ENTRIES PROVIDED:

** begin **

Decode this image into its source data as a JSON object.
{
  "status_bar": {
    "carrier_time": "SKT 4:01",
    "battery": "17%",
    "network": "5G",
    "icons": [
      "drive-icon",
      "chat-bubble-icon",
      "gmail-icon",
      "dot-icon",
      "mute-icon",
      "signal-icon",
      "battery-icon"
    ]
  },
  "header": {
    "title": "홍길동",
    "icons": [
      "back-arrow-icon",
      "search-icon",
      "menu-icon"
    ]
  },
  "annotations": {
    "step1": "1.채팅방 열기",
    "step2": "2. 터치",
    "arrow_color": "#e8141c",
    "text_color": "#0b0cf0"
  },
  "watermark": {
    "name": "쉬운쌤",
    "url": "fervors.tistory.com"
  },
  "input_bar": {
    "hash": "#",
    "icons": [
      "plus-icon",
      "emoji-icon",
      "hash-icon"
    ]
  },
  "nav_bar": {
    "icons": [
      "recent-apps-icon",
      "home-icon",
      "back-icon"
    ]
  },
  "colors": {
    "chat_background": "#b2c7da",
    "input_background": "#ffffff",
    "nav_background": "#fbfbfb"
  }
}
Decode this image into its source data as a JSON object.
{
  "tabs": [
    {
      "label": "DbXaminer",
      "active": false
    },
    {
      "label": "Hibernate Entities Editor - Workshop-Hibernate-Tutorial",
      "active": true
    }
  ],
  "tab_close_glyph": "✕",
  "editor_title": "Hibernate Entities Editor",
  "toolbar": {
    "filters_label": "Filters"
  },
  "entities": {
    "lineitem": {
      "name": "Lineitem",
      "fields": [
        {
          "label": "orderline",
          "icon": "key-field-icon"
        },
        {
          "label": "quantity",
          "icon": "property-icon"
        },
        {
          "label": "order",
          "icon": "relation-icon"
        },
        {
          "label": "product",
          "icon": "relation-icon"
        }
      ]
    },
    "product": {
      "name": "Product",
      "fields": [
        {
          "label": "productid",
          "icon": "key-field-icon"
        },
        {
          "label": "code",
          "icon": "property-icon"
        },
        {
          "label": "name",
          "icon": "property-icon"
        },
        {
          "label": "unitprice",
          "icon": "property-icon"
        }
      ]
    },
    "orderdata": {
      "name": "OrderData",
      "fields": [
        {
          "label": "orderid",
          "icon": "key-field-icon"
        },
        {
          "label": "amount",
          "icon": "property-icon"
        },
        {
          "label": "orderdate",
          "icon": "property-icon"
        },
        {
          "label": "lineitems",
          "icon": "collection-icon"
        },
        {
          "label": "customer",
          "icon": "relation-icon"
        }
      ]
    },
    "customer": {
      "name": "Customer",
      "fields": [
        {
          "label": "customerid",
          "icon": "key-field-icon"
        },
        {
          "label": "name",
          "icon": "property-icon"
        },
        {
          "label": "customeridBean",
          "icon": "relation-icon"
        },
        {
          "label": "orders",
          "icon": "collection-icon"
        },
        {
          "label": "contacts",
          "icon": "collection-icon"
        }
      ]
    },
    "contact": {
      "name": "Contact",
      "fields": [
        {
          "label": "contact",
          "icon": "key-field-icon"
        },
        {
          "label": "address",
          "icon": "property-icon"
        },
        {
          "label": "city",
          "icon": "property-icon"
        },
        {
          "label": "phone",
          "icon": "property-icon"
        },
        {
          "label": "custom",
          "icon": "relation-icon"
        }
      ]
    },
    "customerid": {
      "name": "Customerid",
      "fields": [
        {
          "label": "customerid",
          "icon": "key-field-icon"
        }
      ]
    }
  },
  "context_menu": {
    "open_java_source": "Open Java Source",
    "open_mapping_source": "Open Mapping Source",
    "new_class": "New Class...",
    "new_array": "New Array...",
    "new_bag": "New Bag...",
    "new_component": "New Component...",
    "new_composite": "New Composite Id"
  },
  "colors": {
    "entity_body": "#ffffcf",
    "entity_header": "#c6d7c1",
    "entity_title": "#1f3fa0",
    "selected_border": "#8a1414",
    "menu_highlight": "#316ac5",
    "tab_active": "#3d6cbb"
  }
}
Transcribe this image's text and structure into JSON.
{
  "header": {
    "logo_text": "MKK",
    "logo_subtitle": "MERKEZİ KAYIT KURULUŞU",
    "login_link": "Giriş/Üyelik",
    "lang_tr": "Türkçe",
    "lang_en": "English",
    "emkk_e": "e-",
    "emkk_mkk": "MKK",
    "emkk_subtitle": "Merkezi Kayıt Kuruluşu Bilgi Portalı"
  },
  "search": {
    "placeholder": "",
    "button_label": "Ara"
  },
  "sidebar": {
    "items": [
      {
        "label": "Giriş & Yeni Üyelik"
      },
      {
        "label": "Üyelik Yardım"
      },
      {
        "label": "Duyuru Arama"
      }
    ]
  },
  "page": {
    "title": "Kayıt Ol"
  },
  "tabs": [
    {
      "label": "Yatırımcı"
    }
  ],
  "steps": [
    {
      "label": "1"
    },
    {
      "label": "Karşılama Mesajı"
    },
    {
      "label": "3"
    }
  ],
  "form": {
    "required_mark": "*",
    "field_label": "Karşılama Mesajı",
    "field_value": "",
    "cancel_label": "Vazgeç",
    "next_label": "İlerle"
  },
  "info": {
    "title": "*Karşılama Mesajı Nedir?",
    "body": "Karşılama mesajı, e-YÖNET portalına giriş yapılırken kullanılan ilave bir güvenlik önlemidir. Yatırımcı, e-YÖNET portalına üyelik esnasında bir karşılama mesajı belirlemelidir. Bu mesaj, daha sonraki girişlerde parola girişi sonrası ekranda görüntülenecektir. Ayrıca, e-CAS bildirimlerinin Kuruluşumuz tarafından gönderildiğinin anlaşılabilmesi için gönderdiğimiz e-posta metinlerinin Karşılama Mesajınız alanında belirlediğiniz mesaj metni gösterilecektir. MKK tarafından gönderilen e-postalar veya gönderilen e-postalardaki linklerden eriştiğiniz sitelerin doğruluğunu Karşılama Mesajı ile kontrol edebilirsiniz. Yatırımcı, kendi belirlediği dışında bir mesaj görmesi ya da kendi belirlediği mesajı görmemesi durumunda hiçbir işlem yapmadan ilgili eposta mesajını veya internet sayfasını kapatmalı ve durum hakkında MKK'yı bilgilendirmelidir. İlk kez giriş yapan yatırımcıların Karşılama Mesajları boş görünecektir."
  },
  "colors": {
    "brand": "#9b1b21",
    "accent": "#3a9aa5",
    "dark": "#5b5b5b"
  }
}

** end **

PROBLEM TO SOLVE:
Give all the records again. Match them exactly.

COMPLETED EXERCISE:
Decode this image into its source data as a JSON object.
{
  "status_bar": {
    "carrier_time": "SKT 4:01",
    "battery": "17%",
    "network": "5G",
    "icons": [
      "drive-icon",
      "chat-bubble-icon",
      "gmail-icon",
      "dot-icon",
      "mute-icon",
      "signal-icon",
      "battery-icon"
    ]
  },
  "header": {
    "title": "홍길동",
    "icons": [
      "back-arrow-icon",
      "search-icon",
      "menu-icon"
    ]
  },
  "annotations": {
    "step1": "1.채팅방 열기",
    "step2": "2. 터치",
    "arrow_color": "#e8141c",
    "text_color": "#0b0cf0"
  },
  "watermark": {
    "name": "쉬운쌤",
    "url": "fervors.tistory.com"
  },
  "input_bar": {
    "hash": "#",
    "icons": [
      "plus-icon",
      "emoji-icon",
      "hash-icon"
    ]
  },
  "nav_bar": {
    "icons": [
      "recent-apps-icon",
      "home-icon",
      "back-icon"
    ]
  },
  "colors": {
    "chat_background": "#b2c7da",
    "input_background": "#ffffff",
    "nav_background": "#fbfbfb"
  }
}
Decode this image into its source data as a JSON object.
{
  "tabs": [
    {
      "label": "DbXaminer",
      "active": false
    },
    {
      "label": "Hibernate Entities Editor - Workshop-Hibernate-Tutorial",
      "active": true
    }
  ],
  "tab_close_glyph": "✕",
  "editor_title": "Hibernate Entities Editor",
  "toolbar": {
    "filters_label": "Filters"
  },
  "entities": {
    "lineitem": {
      "name": "Lineitem",
      "fields": [
        {
          "label": "orderline",
          "icon": "key-field-icon"
        },
        {
          "label": "quantity",
          "icon": "property-icon"
        },
        {
          "label": "order",
          "icon": "relation-icon"
        },
        {
          "label": "product",
          "icon": "relation-icon"
        }
      ]
    },
    "product": {
      "name": "Product",
      "fields": [
        {
          "label": "productid",
          "icon": "key-field-icon"
        },
        {
          "label": "code",
          "icon": "property-icon"
        },
        {
          "label": "name",
          "icon": "property-icon"
        },
        {
          "label": "unitprice",
          "icon": "property-icon"
        }
      ]
    },
    "orderdata": {
      "name": "OrderData",
      "fields": [
        {
          "label": "orderid",
          "icon": "key-field-icon"
        },
        {
          "label": "amount",
          "icon": "property-icon"
        },
        {
          "label": "orderdate",
          "icon": "property-icon"
        },
        {
          "label": "lineitems",
          "icon": "collection-icon"
        },
        {
          "label": "customer",
          "icon": "relation-icon"
        }
      ]
    },
    "customer": {
      "name": "Customer",
      "fields": [
        {
          "label": "customerid",
          "icon": "key-field-icon"
        },
        {
          "label": "name",
          "icon": "property-icon"
        },
        {
          "label": "customeridBean",
          "icon": "relation-icon"
        },
        {
          "label": "orders",
          "icon": "collection-icon"
        },
        {
          "label": "contacts",
          "icon": "collection-icon"
        }
      ]
    },
    "contact": {
      "name": "Contact",
      "fields": [
        {
          "label": "contact",
          "icon": "key-field-icon"
        },
        {
          "label": "address",
          "icon": "property-icon"
        },
        {
          "label": "city",
          "icon": "property-icon"
        },
        {
          "label": "phone",
          "icon": "property-icon"
        },
        {
          "label": "custom",
          "icon": "relation-icon"
        }
      ]
    },
    "customerid": {
      "name": "Customerid",
      "fields": [
        {
          "label": "customerid",
          "icon": "key-field-icon"
        }
      ]
    }
  },
  "context_menu": {
    "open_java_source": "Open Java Source",
    "open_mapping_source": "Open Mapping Source",
    "new_class": "New Class...",
    "new_array": "New Array...",
    "new_bag": "New Bag...",
    "new_component": "New Component...",
    "new_composite": "New Composite Id"
  },
  "colors": {
    "entity_body": "#ffffcf",
    "entity_header": "#c6d7c1",
    "entity_title": "#1f3fa0",
    "selected_border": "#8a1414",
    "menu_highlight": "#316ac5",
    "tab_active": "#3d6cbb"
  }
}
Transcribe this image's text and structure into JSON.
{
  "header": {
    "logo_text": "MKK",
    "logo_subtitle": "MERKEZİ KAYIT KURULUŞU",
    "login_link": "Giriş/Üyelik",
    "lang_tr": "Türkçe",
    "lang_en": "English",
    "emkk_e": "e-",
    "emkk_mkk": "MKK",
    "emkk_subtitle": "Merkezi Kayıt Kuruluşu Bilgi Portalı"
  },
  "search": {
    "placeholder": "",
    "button_label": "Ara"
  },
  "sidebar": {
    "items": [
      {
        "label": "Giriş & Yeni Üyelik"
      },
      {
        "label": "Üyelik Yardım"
      },
      {
        "label": "Duyuru Arama"
      }
    ]
  },
  "page": {
    "title": "Kayıt Ol"
  },
  "tabs": [
    {
      "label": "Yatırımcı"
    }
  ],
  "steps": [
    {
      "label": "1"
    },
    {
      "label": "Karşılama Mesajı"
    },
    {
      "label": "3"
    }
  ],
  "form": {
    "required_mark": "*",
    "field_label": "Karşılama Mesajı",
    "field_value": "",
    "cancel_label": "Vazgeç",
    "next_label": "İlerle"
  },
  "info": {
    "title": "*Karşılama Mesajı Nedir?",
    "body": "Karşılama mesajı, e-YÖNET portalına giriş yapılırken kullanılan ilave bir güvenlik önlemidir. Yatırımcı, e-YÖNET portalına üyelik esnasında bir karşılama mesajı belirlemelidir. Bu mesaj, daha sonraki girişlerde parola girişi sonrası ekranda görüntülenecektir. Ayrıca, e-CAS bildirimlerinin Kuruluşumuz tarafından gönderildiğinin anlaşılabilmesi için gönderdiğimiz e-posta metinlerinin Karşılama Mesajınız alanında belirlediğiniz mesaj metni gösterilecektir. MKK tarafından gönderilen e-postalar veya gönderilen e-postalardaki linklerden eriştiğiniz sitelerin doğruluğunu Karşılama Mesajı ile kontrol edebilirsiniz. Yatırımcı, kendi belirlediği dışında bir mesaj görmesi ya da kendi belirlediği mesajı görmemesi durumunda hiçbir işlem yapmadan ilgili eposta mesajını veya internet sayfasını kapatmalı ve durum hakkında MKK'yı bilgilendirmelidir. İlk kez giriş yapan yatırımcıların Karşılama Mesajları boş görünecektir."
  },
  "colors": {
    "brand": "#9b1b21",
    "accent": "#3a9aa5",
    "dark": "#5b5b5b"
  }
}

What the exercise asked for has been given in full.